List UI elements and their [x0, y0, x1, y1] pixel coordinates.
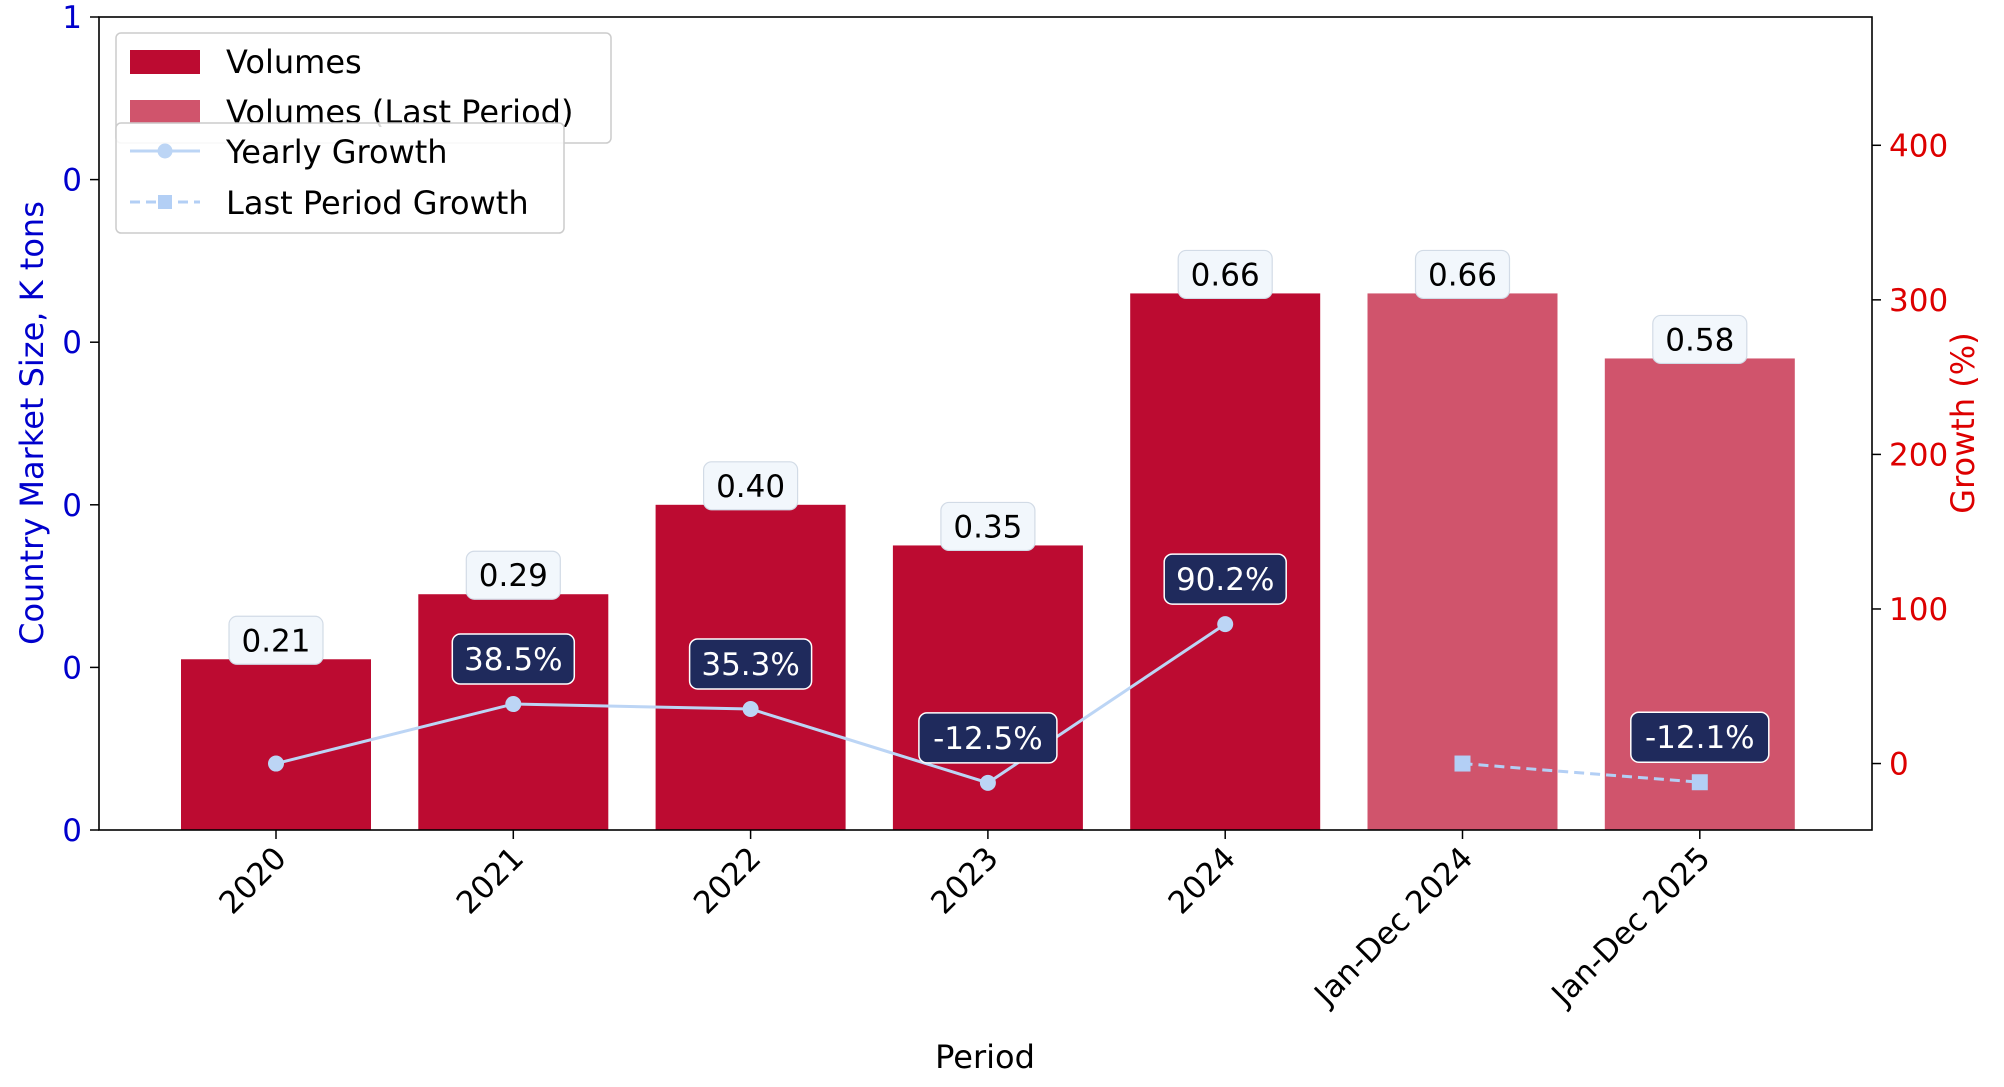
y-left-tick-label-2: 0: [62, 488, 82, 524]
bar-label-volumes-2021: 0.29: [479, 558, 548, 594]
bar-label-box-volumes-2024: [1177, 249, 1273, 300]
growth-label-box-last-period-growth-jan-dec-2025: [1630, 711, 1770, 763]
x-tick-label-2021: 2021: [450, 840, 531, 921]
growth-label-box-yearly-growth-2024: [1163, 553, 1287, 605]
growth-lines-layer: [268, 616, 1708, 791]
legend-swatch-volumes-last-period: [130, 100, 200, 124]
growth-label-yearly-growth-2021: 38.5%: [464, 642, 562, 678]
growth-label-box-yearly-growth-2023: [918, 712, 1058, 764]
legend-swatch-volumes: [130, 50, 200, 74]
y-right-tick-label-3: 300: [1889, 283, 1948, 319]
x-tick-label-jan-dec-2025: Jan-Dec 2025: [1544, 840, 1718, 1014]
y-left-tick-label-1: 0: [62, 650, 82, 686]
x-axis: 2020 2021 2022 2023 2024 Jan-Dec 2024 Jan-Dec …: [212, 830, 1717, 1014]
marker-yearly-growth-2023: [979, 774, 996, 791]
bar-label-box-volumes-last-period-jan-dec-2025: [1652, 314, 1748, 365]
y-left-tick-label-4: 0: [62, 163, 82, 199]
x-tick-label-2020: 2020: [212, 840, 293, 921]
growth-label-last-period-growth-jan-dec-2025: -12.1%: [1645, 720, 1755, 756]
legend-label-yearly-growth: Yearly Growth: [225, 133, 448, 171]
growth-label-yearly-growth-2024: 90.2%: [1176, 562, 1274, 598]
legend-marker-last-period-growth: [158, 195, 172, 209]
marker-yearly-growth-2020: [268, 755, 284, 772]
marker-yearly-growth-2022: [742, 700, 759, 717]
legend-marker-yearly-growth: [157, 143, 173, 159]
bar-label-box-volumes-2020: [228, 615, 324, 665]
marker-last-period-growth-jan-dec-2025: [1691, 774, 1708, 791]
y-axis-right: 0 100 200 300 400: [1872, 128, 1948, 783]
bar-label-box-volumes-2023: [940, 501, 1036, 552]
bar-label-volumes-2020: 0.21: [241, 623, 310, 659]
marker-last-period-growth-jan-dec-2024: [1454, 755, 1471, 772]
marker-yearly-growth-2021: [505, 696, 522, 713]
y-axis-right-title: Growth (%): [1944, 332, 1982, 513]
bar-volumes-2020: [181, 659, 371, 830]
bar-label-volumes-2023: 0.35: [953, 509, 1022, 545]
x-axis-title: Period: [935, 1038, 1035, 1076]
bar-label-volumes-last-period-jan-dec-2024: 0.66: [1428, 257, 1497, 293]
y-right-tick-label-1: 100: [1889, 592, 1948, 628]
growth-label-box-yearly-growth-2022: [688, 638, 813, 690]
bar-volumes-2021: [418, 594, 609, 830]
y-axis-left: 0 0 0 0 0 1: [62, 0, 99, 849]
y-right-tick-label-0: 0: [1889, 747, 1909, 783]
x-tick-label-jan-dec-2024: Jan-Dec 2024: [1306, 840, 1480, 1014]
legend-growth-frame: [115, 122, 565, 234]
bar-label-volumes-last-period-jan-dec-2025: 0.58: [1665, 322, 1734, 358]
bar-label-box-volumes-last-period-jan-dec-2024: [1414, 249, 1511, 300]
bar-label-volumes-2024: 0.66: [1191, 257, 1260, 293]
y-right-tick-label-2: 200: [1889, 437, 1948, 473]
growth-label-yearly-growth-2022: 35.3%: [701, 647, 799, 683]
data-labels-layer: 0.21 0.29 0.40 0.35 0.66 0.66 0.58 38.5% 35.3% -1…: [228, 249, 1770, 764]
growth-label-yearly-growth-2023: -12.5%: [933, 721, 1043, 757]
y-left-tick-label-0: 0: [62, 813, 82, 849]
marker-yearly-growth-2024: [1217, 616, 1234, 633]
x-tick-label-2024: 2024: [1162, 840, 1243, 921]
bar-label-volumes-2022: 0.40: [716, 469, 785, 505]
y-left-tick-label-5: 1: [62, 0, 82, 36]
growth-label-box-yearly-growth-2021: [451, 633, 576, 685]
y-left-tick-label-3: 0: [62, 325, 82, 361]
x-tick-label-2022: 2022: [687, 840, 768, 921]
y-right-tick-label-4: 400: [1889, 128, 1948, 164]
bar-volumes-last-period-jan-dec-2024: [1367, 293, 1558, 830]
legend-growth: Yearly Growth Last Period Growth: [115, 122, 565, 234]
x-tick-label-2023: 2023: [924, 840, 1005, 921]
plot-frame: [98, 16, 1873, 831]
bar-label-box-volumes-2022: [702, 461, 799, 511]
bar-label-box-volumes-2021: [465, 550, 561, 600]
legend-label-volumes: Volumes: [226, 43, 362, 81]
y-axis-left-title: Country Market Size, K tons: [13, 201, 51, 645]
legend-label-last-period-growth: Last Period Growth: [226, 184, 529, 222]
line-last-period-growth: [1462, 762, 1700, 784]
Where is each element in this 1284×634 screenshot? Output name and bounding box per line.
____________________
> **TASK GOAL**
Convert every row above into a JSON array of strings, with one string per line. Skip blank lines and leave out the pictures.

> **SOLUTION TO THE EXERCISE**
[
  "List UI elements and their [x0, y0, x1, y1] pixel coordinates.",
  "y-left-tick-label-2: 0: [62, 488, 82, 524]",
  "bar-label-volumes-2021: 0.29: [479, 558, 548, 594]",
  "bar-label-box-volumes-2024: [1177, 249, 1273, 300]",
  "growth-label-box-last-period-growth-jan-dec-2025: [1630, 711, 1770, 763]",
  "x-tick-label-2021: 2021: [450, 840, 531, 921]",
  "growth-label-box-yearly-growth-2024: [1163, 553, 1287, 605]",
  "growth-lines-layer: [268, 616, 1708, 791]",
  "legend-swatch-volumes-last-period: [130, 100, 200, 124]",
  "growth-label-yearly-growth-2021: 38.5%: [464, 642, 562, 678]",
  "growth-label-box-yearly-growth-2023: [918, 712, 1058, 764]",
  "legend-swatch-volumes: [130, 50, 200, 74]",
  "y-right-tick-label-3: 300: [1889, 283, 1948, 319]",
  "x-tick-label-jan-dec-2025: Jan-Dec 2025: [1544, 840, 1718, 1014]",
  "y-left-tick-label-1: 0: [62, 650, 82, 686]",
  "x-axis: 2020 2021 2022 2023 2024 Jan-Dec 2024 Jan-Dec …: [212, 830, 1717, 1014]",
  "marker-yearly-growth-2023: [979, 774, 996, 791]",
  "bar-label-box-volumes-last-period-jan-dec-2025: [1652, 314, 1748, 365]",
  "y-left-tick-label-4: 0: [62, 163, 82, 199]",
  "x-tick-label-2020: 2020: [212, 840, 293, 921]",
  "growth-label-last-period-growth-jan-dec-2025: -12.1%: [1645, 720, 1755, 756]",
  "legend-label-yearly-growth: Yearly Growth: [225, 133, 448, 171]",
  "growth-label-yearly-growth-2024: 90.2%: [1176, 562, 1274, 598]",
  "legend-marker-last-period-growth: [158, 195, 172, 209]",
  "marker-yearly-growth-2020: [268, 755, 284, 772]",
  "marker-yearly-growth-2022: [742, 700, 759, 717]",
  "legend-marker-yearly-growth: [157, 143, 173, 159]",
  "bar-label-box-volumes-2020: [228, 615, 324, 665]",
  "marker-last-period-growth-jan-dec-2025: [1691, 774, 1708, 791]",
  "y-axis-right: 0 100 200 300 400: [1872, 128, 1948, 783]",
  "bar-label-box-volumes-2023: [940, 501, 1036, 552]",
  "bar-label-volumes-2020: 0.21: [241, 623, 310, 659]",
  "marker-last-period-growth-jan-dec-2024: [1454, 755, 1471, 772]",
  "marker-yearly-growth-2021: [505, 696, 522, 713]",
  "y-axis-right-title: Growth (%): [1944, 332, 1982, 513]",
  "bar-volumes-2020: [181, 659, 371, 830]",
  "bar-label-volumes-2023: 0.35: [953, 509, 1022, 545]",
  "x-axis-title: Period: [935, 1038, 1035, 1076]",
  "bar-label-volumes-last-period-jan-dec-2024: 0.66: [1428, 257, 1497, 293]",
  "y-right-tick-label-1: 100: [1889, 592, 1948, 628]",
  "growth-label-box-yearly-growth-2022: [688, 638, 813, 690]",
  "bar-volumes-2021: [418, 594, 609, 830]",
  "y-axis-left: 0 0 0 0 0 1: [62, 0, 99, 849]",
  "y-right-tick-label-0: 0: [1889, 747, 1909, 783]",
  "x-tick-label-jan-dec-2024: Jan-Dec 2024: [1306, 840, 1480, 1014]",
  "legend-growth-frame: [115, 122, 565, 234]",
  "bar-label-volumes-last-period-jan-dec-2025: 0.58: [1665, 322, 1734, 358]",
  "bar-label-box-volumes-last-period-jan-dec-2024: [1414, 249, 1511, 300]",
  "bar-label-volumes-2024: 0.66: [1191, 257, 1260, 293]",
  "y-right-tick-label-2: 200: [1889, 437, 1948, 473]",
  "growth-label-yearly-growth-2022: 35.3%: [701, 647, 799, 683]",
  "data-labels-layer: 0.21 0.29 0.40 0.35 0.66 0.66 0.58 38.5% 35.3% -1…: [228, 249, 1770, 764]",
  "growth-label-yearly-growth-2023: -12.5%: [933, 721, 1043, 757]",
  "y-left-tick-label-0: 0: [62, 813, 82, 849]",
  "marker-yearly-growth-2024: [1217, 616, 1234, 633]",
  "x-tick-label-2024: 2024: [1162, 840, 1243, 921]",
  "bar-label-volumes-2022: 0.40: [716, 469, 785, 505]",
  "y-left-tick-label-5: 1: [62, 0, 82, 36]",
  "growth-label-box-yearly-growth-2021: [451, 633, 576, 685]",
  "y-left-tick-label-3: 0: [62, 325, 82, 361]",
  "x-tick-label-2022: 2022: [687, 840, 768, 921]",
  "y-right-tick-label-4: 400: [1889, 128, 1948, 164]",
  "bar-volumes-last-period-jan-dec-2024: [1367, 293, 1558, 830]",
  "legend-growth: Yearly Growth Last Period Growth: [115, 122, 565, 234]",
  "x-tick-label-2023: 2023: [924, 840, 1005, 921]",
  "plot-frame: [98, 16, 1873, 831]",
  "bar-label-box-volumes-2022: [702, 461, 799, 511]",
  "bar-label-box-volumes-2021: [465, 550, 561, 600]",
  "legend-label-volumes: Volumes: [226, 43, 362, 81]",
  "y-axis-left-title: Country Market Size, K tons: [13, 201, 51, 645]",
  "legend-label-last-period-growth: Last Period Growth: [226, 184, 529, 222]",
  "line-last-period-growth: [1462, 762, 1700, 784]",
  "Where is each element in this 1284×634 screenshot? Output name and bounding box per line."
]